**Aim of the exercise:** Copy every line of the following data that includes the string "اولنيور".
BEGIN Stored records
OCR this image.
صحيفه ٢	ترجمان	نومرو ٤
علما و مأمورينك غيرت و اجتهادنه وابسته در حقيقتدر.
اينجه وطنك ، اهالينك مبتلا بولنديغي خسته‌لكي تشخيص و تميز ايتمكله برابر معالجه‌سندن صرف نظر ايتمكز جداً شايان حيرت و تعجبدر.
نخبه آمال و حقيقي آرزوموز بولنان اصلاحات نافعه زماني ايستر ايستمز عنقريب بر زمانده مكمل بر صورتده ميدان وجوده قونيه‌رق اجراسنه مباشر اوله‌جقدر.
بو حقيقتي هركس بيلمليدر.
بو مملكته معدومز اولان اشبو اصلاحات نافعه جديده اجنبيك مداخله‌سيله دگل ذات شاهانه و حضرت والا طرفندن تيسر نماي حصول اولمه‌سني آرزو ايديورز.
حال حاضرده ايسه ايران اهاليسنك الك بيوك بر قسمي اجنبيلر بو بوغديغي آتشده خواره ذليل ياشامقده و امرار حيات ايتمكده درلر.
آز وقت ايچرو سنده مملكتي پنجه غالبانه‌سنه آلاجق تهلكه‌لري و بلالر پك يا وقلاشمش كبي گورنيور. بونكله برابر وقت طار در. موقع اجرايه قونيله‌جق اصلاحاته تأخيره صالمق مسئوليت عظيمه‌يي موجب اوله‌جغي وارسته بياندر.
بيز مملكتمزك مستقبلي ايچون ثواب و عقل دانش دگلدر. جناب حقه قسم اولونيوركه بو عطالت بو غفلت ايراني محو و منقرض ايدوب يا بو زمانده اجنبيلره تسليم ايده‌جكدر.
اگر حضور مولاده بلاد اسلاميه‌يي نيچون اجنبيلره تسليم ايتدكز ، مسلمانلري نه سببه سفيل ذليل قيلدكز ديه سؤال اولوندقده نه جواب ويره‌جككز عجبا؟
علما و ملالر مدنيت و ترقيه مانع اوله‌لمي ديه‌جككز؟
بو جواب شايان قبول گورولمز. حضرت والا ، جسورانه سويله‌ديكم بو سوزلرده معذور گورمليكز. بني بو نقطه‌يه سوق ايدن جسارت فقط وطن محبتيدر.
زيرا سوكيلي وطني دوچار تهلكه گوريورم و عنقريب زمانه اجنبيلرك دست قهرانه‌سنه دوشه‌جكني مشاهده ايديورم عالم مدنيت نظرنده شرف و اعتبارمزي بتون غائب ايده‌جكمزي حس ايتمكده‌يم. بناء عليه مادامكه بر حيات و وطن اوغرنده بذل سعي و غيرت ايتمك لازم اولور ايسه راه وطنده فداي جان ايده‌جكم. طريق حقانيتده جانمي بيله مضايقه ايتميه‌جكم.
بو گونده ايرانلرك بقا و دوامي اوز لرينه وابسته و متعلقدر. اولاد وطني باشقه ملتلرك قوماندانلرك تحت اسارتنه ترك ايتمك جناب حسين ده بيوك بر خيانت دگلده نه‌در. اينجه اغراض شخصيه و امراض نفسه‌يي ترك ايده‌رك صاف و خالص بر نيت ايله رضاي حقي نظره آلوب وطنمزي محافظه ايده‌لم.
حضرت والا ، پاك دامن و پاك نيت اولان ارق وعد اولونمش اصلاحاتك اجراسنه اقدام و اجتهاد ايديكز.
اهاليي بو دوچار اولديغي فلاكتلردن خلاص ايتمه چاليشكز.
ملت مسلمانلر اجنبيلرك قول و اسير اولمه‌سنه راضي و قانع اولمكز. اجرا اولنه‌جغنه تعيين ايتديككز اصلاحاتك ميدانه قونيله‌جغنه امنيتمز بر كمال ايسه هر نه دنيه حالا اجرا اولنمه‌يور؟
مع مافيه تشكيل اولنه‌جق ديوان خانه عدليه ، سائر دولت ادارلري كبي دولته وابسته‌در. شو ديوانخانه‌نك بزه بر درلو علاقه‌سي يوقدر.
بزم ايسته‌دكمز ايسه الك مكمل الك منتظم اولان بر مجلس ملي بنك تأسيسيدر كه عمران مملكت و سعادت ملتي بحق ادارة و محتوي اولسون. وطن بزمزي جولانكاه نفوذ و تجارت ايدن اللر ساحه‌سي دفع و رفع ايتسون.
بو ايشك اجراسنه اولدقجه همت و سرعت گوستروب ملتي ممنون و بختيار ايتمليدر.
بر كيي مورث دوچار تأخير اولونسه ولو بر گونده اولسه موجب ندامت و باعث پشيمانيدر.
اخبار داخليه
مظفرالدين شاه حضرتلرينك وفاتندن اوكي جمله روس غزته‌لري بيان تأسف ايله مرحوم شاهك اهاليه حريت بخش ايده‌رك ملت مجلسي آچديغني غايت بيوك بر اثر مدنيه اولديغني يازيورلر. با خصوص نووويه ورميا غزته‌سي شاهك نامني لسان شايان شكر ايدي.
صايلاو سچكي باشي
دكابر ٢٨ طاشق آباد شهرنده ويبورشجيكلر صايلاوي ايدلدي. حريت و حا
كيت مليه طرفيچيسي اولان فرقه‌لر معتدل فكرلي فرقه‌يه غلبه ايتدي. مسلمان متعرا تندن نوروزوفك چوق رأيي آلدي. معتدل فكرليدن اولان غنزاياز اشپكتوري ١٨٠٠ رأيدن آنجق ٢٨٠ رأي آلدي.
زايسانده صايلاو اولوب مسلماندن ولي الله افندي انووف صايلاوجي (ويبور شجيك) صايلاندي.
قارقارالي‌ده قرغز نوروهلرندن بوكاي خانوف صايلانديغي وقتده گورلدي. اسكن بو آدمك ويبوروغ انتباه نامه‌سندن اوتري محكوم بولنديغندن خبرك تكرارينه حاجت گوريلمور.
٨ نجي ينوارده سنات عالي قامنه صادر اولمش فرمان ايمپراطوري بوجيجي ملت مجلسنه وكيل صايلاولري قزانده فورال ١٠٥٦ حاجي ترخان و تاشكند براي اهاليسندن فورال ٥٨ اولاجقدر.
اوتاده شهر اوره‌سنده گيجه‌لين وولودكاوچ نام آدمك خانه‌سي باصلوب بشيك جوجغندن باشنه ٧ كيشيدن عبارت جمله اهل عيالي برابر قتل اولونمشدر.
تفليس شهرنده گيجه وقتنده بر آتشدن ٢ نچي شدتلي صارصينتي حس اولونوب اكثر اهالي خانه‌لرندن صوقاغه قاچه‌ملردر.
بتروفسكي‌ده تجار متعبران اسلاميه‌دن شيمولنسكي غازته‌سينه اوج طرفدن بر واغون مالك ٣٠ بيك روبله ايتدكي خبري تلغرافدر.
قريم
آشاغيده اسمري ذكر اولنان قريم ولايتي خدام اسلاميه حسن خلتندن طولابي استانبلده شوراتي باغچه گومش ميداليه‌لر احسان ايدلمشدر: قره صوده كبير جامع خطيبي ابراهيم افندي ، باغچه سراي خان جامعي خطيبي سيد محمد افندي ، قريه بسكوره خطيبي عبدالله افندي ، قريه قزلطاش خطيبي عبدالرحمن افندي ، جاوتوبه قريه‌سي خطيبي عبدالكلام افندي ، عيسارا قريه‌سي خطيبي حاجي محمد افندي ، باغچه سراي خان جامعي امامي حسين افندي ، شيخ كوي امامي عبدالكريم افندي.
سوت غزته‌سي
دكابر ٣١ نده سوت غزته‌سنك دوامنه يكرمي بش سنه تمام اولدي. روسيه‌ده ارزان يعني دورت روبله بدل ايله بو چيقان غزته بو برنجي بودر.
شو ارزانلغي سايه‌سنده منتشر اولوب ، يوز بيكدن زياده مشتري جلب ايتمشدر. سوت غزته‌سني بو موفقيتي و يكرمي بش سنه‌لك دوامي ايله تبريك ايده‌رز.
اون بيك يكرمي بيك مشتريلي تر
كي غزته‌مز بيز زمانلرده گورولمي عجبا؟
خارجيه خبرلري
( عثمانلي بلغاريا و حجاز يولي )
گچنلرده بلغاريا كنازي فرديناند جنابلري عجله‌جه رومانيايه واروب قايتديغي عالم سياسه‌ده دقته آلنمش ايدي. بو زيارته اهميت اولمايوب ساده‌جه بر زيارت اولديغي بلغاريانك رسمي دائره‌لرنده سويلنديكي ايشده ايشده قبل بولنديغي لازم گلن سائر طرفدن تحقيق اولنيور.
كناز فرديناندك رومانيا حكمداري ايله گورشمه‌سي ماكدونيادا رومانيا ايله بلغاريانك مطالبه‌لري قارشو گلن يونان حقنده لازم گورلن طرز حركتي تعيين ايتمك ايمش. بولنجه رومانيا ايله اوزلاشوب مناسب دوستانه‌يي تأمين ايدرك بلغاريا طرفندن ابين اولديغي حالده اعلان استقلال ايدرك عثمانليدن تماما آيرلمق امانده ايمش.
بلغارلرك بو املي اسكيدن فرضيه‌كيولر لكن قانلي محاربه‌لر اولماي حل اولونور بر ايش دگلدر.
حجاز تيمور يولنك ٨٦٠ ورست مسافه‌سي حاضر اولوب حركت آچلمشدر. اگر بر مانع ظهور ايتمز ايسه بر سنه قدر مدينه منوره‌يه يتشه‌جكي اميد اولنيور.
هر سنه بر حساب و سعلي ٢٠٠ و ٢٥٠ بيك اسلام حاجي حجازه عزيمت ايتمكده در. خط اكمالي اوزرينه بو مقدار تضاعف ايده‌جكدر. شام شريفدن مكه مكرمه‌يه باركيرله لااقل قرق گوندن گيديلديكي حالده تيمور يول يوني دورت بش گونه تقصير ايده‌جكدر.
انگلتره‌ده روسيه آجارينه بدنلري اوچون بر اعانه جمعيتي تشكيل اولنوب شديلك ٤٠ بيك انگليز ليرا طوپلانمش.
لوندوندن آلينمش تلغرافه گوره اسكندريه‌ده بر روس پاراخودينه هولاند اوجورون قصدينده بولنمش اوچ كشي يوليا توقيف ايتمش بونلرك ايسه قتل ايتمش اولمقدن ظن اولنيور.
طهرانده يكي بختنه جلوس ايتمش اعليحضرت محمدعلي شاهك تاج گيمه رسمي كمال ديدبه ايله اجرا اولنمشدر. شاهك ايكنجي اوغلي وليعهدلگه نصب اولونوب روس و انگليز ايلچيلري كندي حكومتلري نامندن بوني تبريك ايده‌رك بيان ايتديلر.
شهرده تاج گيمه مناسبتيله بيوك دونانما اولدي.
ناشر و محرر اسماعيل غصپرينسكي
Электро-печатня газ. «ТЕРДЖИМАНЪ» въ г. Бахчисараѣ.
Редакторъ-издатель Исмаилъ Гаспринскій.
END Stored records
**Exercise response:**
گچنلرده بلغاريا كنازي فرديناند جنابلري عجله‌جه رومانيايه واروب قايتديغي عالم سياسه‌ده دقته آلنمش ايدي. بو زيارته اهميت اولمايوب ساده‌جه بر زيارت اولديغي بلغاريانك رسمي دائره‌لرنده سويلنديكي ايشده ايشده قبل بولنديغي لازم گلن سائر طرفدن تحقيق اولنيور.
حجاز تيمور يولنك ٨٦٠ ورست مسافه‌سي حاضر اولوب حركت آچلمشدر. اگر بر مانع ظهور ايتمز ايسه بر سنه قدر مدينه منوره‌يه يتشه‌جكي اميد اولنيور.
لوندوندن آلينمش تلغرافه گوره اسكندريه‌ده بر روس پاراخودينه هولاند اوجورون قصدينده بولنمش اوچ كشي يوليا توقيف ايتمش بونلرك ايسه قتل ايتمش اولمقدن ظن اولنيور.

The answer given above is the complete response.